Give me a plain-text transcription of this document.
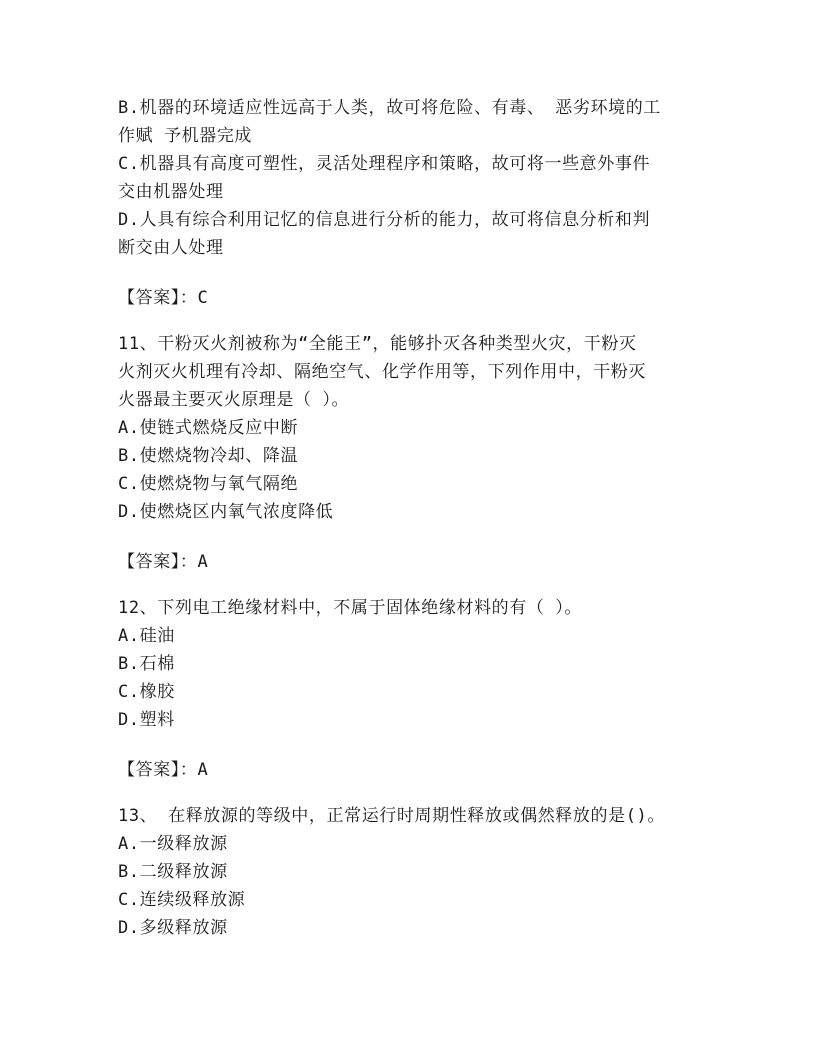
B.机器的环境适应性远高于人类，故可将危险、有毒、 恶劣环境的工
作赋 予机器完成
C.机器具有高度可塑性，灵活处理程序和策略，故可将一些意外事件
交由机器处理
D.人具有综合利用记忆的信息进行分析的能力，故可将信息分析和判
断交由人处理
【答案】：C
11、干粉灭火剂被称为“全能王”，能够扑灭各种类型火灾，干粉灭
火剂灭火机理有冷却、隔绝空气、化学作用等，下列作用中，干粉灭
火器最主要灭火原理是（ ）。
A.使链式燃烧反应中断
B.使燃烧物冷却、降温
C.使燃烧物与氧气隔绝
D.使燃烧区内氧气浓度降低
【答案】：A
12、下列电工绝缘材料中，不属于固体绝缘材料的有（ ）。
A.硅油
B.石棉
C.橡胶
D.塑料
【答案】：A
13、 在释放源的等级中，正常运行时周期性释放或偶然释放的是()。
A.一级释放源
B.二级释放源
C.连续级释放源
D.多级释放源
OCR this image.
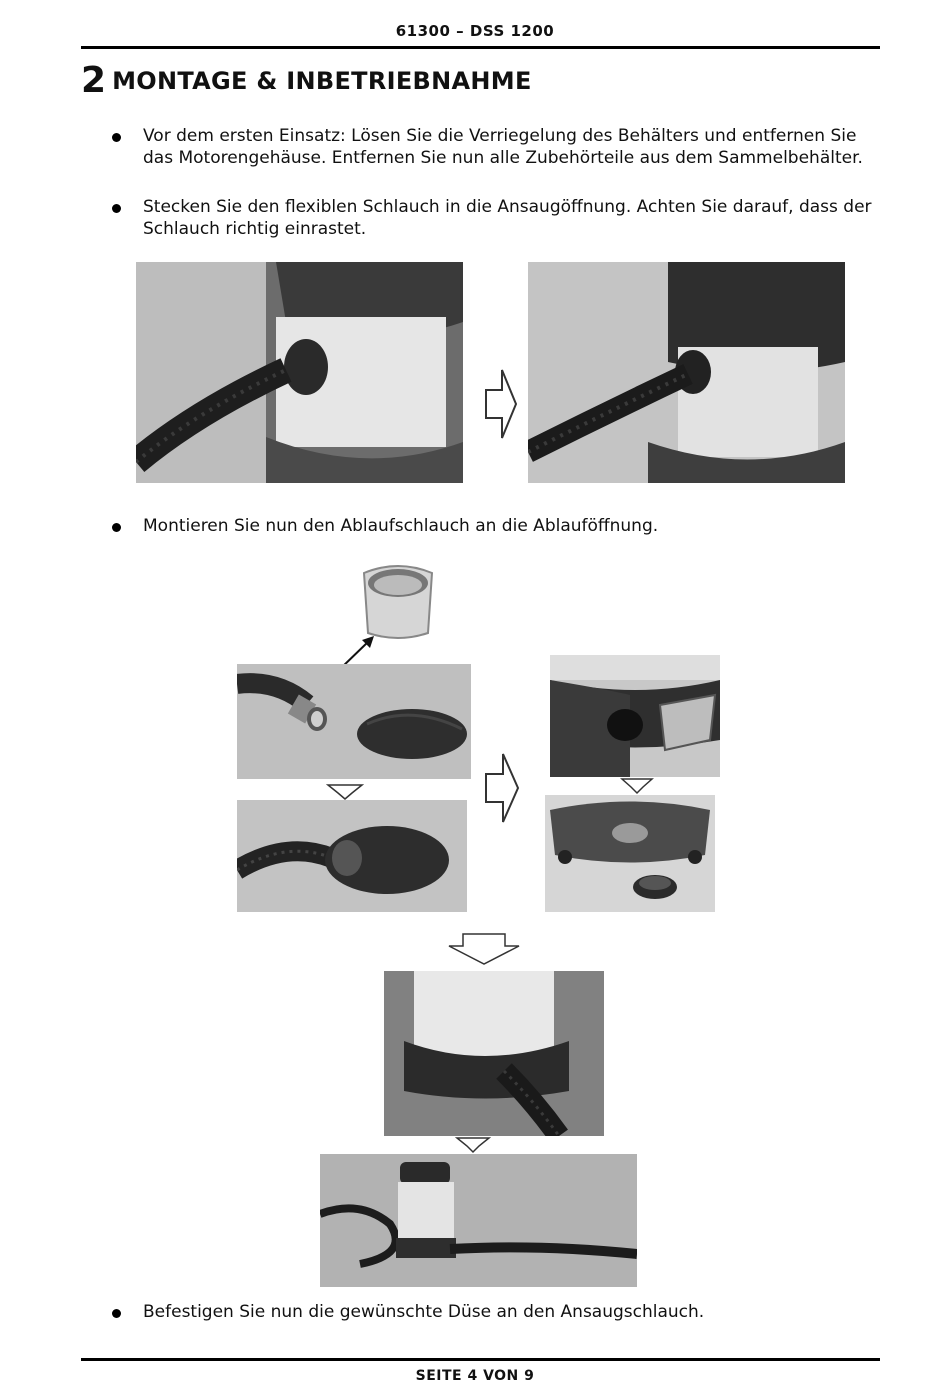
61300 – DSS 1200
2 MONTAGE & INBETRIEBNAHME
Vor dem ersten Einsatz: Lösen Sie die Verriegelung des Behälters und entfernen Sie das Motorengehäuse. Entfernen Sie nun alle Zubehörteile aus dem Sammelbehälter.
Stecken Sie den flexiblen Schlauch in die Ansaugöffnung. Achten Sie darauf, dass der Schlauch richtig einrastet.
Montieren Sie nun den Ablaufschlauch an die Ablauföffnung.
Befestigen Sie nun die gewünschte Düse an den Ansaugschlauch.
SEITE 4 VON 9
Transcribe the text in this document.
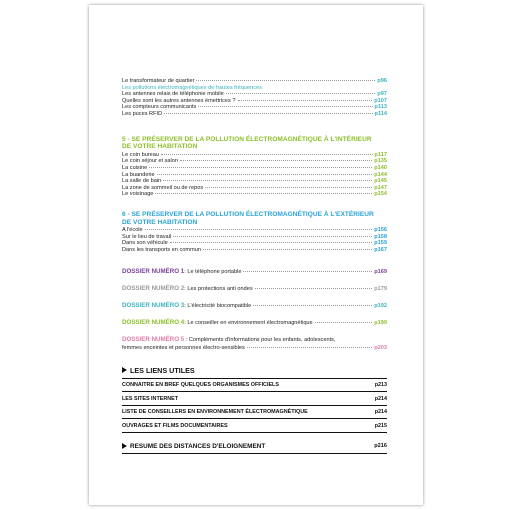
Le transformateur de quartier	p96
Les pollutions électromagnétiques de hautes fréquences
Les antennes relais de téléphonie mobile	p97
Quelles sont les autres antennes émettrices ?	p107
Les compteurs communicants	p113
Les puces RFID	p114
5 - SE PRÉSERVER DE LA POLLUTION ÉLECTROMAGNÉTIQUE À L'INTÉRIEUR
DE VOTRE HABITATION
Le coin bureau	p117
Le coin séjour et salon	p135
La cuisine	p140
La buanderie	p144
La salle de bain	p145
La zone de sommeil ou de repos	p147
Le voisinage	p154
6 - SE PRÉSERVER DE LA POLLUTION ÉLECTROMAGNÉTIQUE À L'EXTÉRIEUR
DE VOTRE HABITATION
A l'école	p156
Sur le lieu de travail	p158
Dans son véhicule	p159
Dans les transports en commun	p167
DOSSIER NUMÉRO 1 : Le téléphone portable	p169
DOSSIER NUMÉRO 2 : Les protections anti ondes	p179
DOSSIER NUMÉRO 3 : L'électricité biocompatible	p192
DOSSIER NUMÉRO 4 : Le conseiller en environnement électromagnétique	p199
DOSSIER NUMÉRO 5 : Compléments d'informations pour les enfants, adolescents,
femmes enceintes et personnes électro-sensibles	p203
LES LIENS UTILES
CONNAITRE EN BREF QUELQUES ORGANISMES OFFICIELS	p213
LES SITES INTERNET	p214
LISTE DE CONSEILLERS EN ENVIRONNEMENT ÉLECTROMAGNÉTIQUE	p214
OUVRAGES ET FILMS DOCUMENTAIRES	p215
RESUME DES DISTANCES D'ELOIGNEMENT	p216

---*---

▶ **TASK INSTRUCTIONS**: Gather up the lines containing the word "PRÉSERVER" from these records and copy them.

▶ **WRITTEN ANSWER**:
5 - SE PRÉSERVER DE LA POLLUTION ÉLECTROMAGNÉTIQUE À L'INTÉRIEUR
6 - SE PRÉSERVER DE LA POLLUTION ÉLECTROMAGNÉTIQUE À L'EXTÉRIEUR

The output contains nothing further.